Structured figure records
— Start —

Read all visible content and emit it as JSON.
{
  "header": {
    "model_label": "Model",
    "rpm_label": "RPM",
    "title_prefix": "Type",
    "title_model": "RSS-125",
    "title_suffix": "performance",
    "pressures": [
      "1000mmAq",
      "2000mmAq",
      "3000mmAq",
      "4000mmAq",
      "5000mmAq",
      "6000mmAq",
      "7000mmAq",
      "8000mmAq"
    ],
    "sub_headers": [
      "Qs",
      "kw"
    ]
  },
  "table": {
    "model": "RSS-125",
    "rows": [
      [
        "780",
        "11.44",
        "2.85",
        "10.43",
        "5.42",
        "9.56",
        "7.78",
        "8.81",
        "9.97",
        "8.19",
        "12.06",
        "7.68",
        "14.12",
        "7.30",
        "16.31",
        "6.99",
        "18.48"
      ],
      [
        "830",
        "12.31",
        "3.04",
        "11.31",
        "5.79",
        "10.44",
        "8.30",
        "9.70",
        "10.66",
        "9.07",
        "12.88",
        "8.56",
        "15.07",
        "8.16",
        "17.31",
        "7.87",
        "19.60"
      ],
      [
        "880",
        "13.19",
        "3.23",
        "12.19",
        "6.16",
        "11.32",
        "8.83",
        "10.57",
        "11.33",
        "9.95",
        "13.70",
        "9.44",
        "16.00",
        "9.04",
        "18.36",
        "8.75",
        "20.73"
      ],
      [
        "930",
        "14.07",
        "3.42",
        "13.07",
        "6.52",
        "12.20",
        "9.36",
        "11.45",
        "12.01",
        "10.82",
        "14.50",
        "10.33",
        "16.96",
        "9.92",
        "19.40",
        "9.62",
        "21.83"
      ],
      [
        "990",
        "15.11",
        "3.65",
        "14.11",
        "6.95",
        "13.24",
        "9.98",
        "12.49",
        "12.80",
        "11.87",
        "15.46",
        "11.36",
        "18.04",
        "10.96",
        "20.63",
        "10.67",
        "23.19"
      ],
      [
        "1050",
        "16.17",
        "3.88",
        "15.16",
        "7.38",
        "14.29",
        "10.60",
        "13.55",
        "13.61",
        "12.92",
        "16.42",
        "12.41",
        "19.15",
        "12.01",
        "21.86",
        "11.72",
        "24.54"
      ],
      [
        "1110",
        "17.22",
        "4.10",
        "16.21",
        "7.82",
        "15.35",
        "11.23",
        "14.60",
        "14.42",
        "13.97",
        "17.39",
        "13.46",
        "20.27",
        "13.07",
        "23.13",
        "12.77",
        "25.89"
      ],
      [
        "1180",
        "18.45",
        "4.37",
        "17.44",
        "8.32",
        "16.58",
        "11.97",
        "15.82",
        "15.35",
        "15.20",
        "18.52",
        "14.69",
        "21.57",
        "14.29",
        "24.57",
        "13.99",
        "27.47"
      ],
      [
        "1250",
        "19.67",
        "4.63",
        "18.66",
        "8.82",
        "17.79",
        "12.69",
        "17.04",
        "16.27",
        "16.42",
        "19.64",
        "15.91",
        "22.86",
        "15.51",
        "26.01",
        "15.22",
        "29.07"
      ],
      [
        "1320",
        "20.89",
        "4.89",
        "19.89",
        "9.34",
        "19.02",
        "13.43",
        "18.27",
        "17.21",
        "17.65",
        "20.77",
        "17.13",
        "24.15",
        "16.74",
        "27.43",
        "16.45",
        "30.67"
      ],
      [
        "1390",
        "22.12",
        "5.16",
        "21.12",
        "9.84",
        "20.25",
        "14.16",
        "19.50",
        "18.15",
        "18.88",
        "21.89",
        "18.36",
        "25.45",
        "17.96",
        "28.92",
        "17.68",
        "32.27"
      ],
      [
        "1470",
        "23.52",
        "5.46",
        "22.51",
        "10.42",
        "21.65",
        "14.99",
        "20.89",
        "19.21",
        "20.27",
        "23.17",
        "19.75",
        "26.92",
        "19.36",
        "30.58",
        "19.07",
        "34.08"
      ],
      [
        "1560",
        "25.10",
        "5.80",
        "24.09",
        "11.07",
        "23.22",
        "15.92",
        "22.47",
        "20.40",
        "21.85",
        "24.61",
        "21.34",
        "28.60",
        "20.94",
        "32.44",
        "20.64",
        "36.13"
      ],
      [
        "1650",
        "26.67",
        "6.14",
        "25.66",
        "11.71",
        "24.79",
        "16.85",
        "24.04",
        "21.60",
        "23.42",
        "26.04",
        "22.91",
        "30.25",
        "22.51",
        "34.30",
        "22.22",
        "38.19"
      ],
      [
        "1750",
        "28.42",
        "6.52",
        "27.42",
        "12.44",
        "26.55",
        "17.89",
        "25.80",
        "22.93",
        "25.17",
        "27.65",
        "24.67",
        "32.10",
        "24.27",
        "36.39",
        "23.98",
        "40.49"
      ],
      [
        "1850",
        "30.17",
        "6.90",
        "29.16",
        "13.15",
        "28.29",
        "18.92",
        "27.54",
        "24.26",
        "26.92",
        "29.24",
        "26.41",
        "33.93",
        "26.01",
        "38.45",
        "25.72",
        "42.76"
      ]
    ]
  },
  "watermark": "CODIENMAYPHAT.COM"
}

— End —

WORK TO BE COMPLETED:
Restate the listing above word for word.

RESULT OF THE TASK:
Read all visible content and emit it as JSON.
{
  "header": {
    "model_label": "Model",
    "rpm_label": "RPM",
    "title_prefix": "Type",
    "title_model": "RSS-125",
    "title_suffix": "performance",
    "pressures": [
      "1000mmAq",
      "2000mmAq",
      "3000mmAq",
      "4000mmAq",
      "5000mmAq",
      "6000mmAq",
      "7000mmAq",
      "8000mmAq"
    ],
    "sub_headers": [
      "Qs",
      "kw"
    ]
  },
  "table": {
    "model": "RSS-125",
    "rows": [
      [
        "780",
        "11.44",
        "2.85",
        "10.43",
        "5.42",
        "9.56",
        "7.78",
        "8.81",
        "9.97",
        "8.19",
        "12.06",
        "7.68",
        "14.12",
        "7.30",
        "16.31",
        "6.99",
        "18.48"
      ],
      [
        "830",
        "12.31",
        "3.04",
        "11.31",
        "5.79",
        "10.44",
        "8.30",
        "9.70",
        "10.66",
        "9.07",
        "12.88",
        "8.56",
        "15.07",
        "8.16",
        "17.31",
        "7.87",
        "19.60"
      ],
      [
        "880",
        "13.19",
        "3.23",
        "12.19",
        "6.16",
        "11.32",
        "8.83",
        "10.57",
        "11.33",
        "9.95",
        "13.70",
        "9.44",
        "16.00",
        "9.04",
        "18.36",
        "8.75",
        "20.73"
      ],
      [
        "930",
        "14.07",
        "3.42",
        "13.07",
        "6.52",
        "12.20",
        "9.36",
        "11.45",
        "12.01",
        "10.82",
        "14.50",
        "10.33",
        "16.96",
        "9.92",
        "19.40",
        "9.62",
        "21.83"
      ],
      [
        "990",
        "15.11",
        "3.65",
        "14.11",
        "6.95",
        "13.24",
        "9.98",
        "12.49",
        "12.80",
        "11.87",
        "15.46",
        "11.36",
        "18.04",
        "10.96",
        "20.63",
        "10.67",
        "23.19"
      ],
      [
        "1050",
        "16.17",
        "3.88",
        "15.16",
        "7.38",
        "14.29",
        "10.60",
        "13.55",
        "13.61",
        "12.92",
        "16.42",
        "12.41",
        "19.15",
        "12.01",
        "21.86",
        "11.72",
        "24.54"
      ],
      [
        "1110",
        "17.22",
        "4.10",
        "16.21",
        "7.82",
        "15.35",
        "11.23",
        "14.60",
        "14.42",
        "13.97",
        "17.39",
        "13.46",
        "20.27",
        "13.07",
        "23.13",
        "12.77",
        "25.89"
      ],
      [
        "1180",
        "18.45",
        "4.37",
        "17.44",
        "8.32",
        "16.58",
        "11.97",
        "15.82",
        "15.35",
        "15.20",
        "18.52",
        "14.69",
        "21.57",
        "14.29",
        "24.57",
        "13.99",
        "27.47"
      ],
      [
        "1250",
        "19.67",
        "4.63",
        "18.66",
        "8.82",
        "17.79",
        "12.69",
        "17.04",
        "16.27",
        "16.42",
        "19.64",
        "15.91",
        "22.86",
        "15.51",
        "26.01",
        "15.22",
        "29.07"
      ],
      [
        "1320",
        "20.89",
        "4.89",
        "19.89",
        "9.34",
        "19.02",
        "13.43",
        "18.27",
        "17.21",
        "17.65",
        "20.77",
        "17.13",
        "24.15",
        "16.74",
        "27.43",
        "16.45",
        "30.67"
      ],
      [
        "1390",
        "22.12",
        "5.16",
        "21.12",
        "9.84",
        "20.25",
        "14.16",
        "19.50",
        "18.15",
        "18.88",
        "21.89",
        "18.36",
        "25.45",
        "17.96",
        "28.92",
        "17.68",
        "32.27"
      ],
      [
        "1470",
        "23.52",
        "5.46",
        "22.51",
        "10.42",
        "21.65",
        "14.99",
        "20.89",
        "19.21",
        "20.27",
        "23.17",
        "19.75",
        "26.92",
        "19.36",
        "30.58",
        "19.07",
        "34.08"
      ],
      [
        "1560",
        "25.10",
        "5.80",
        "24.09",
        "11.07",
        "23.22",
        "15.92",
        "22.47",
        "20.40",
        "21.85",
        "24.61",
        "21.34",
        "28.60",
        "20.94",
        "32.44",
        "20.64",
        "36.13"
      ],
      [
        "1650",
        "26.67",
        "6.14",
        "25.66",
        "11.71",
        "24.79",
        "16.85",
        "24.04",
        "21.60",
        "23.42",
        "26.04",
        "22.91",
        "30.25",
        "22.51",
        "34.30",
        "22.22",
        "38.19"
      ],
      [
        "1750",
        "28.42",
        "6.52",
        "27.42",
        "12.44",
        "26.55",
        "17.89",
        "25.80",
        "22.93",
        "25.17",
        "27.65",
        "24.67",
        "32.10",
        "24.27",
        "36.39",
        "23.98",
        "40.49"
      ],
      [
        "1850",
        "30.17",
        "6.90",
        "29.16",
        "13.15",
        "28.29",
        "18.92",
        "27.54",
        "24.26",
        "26.92",
        "29.24",
        "26.41",
        "33.93",
        "26.01",
        "38.45",
        "25.72",
        "42.76"
      ]
    ]
  },
  "watermark": "CODIENMAYPHAT.COM"
}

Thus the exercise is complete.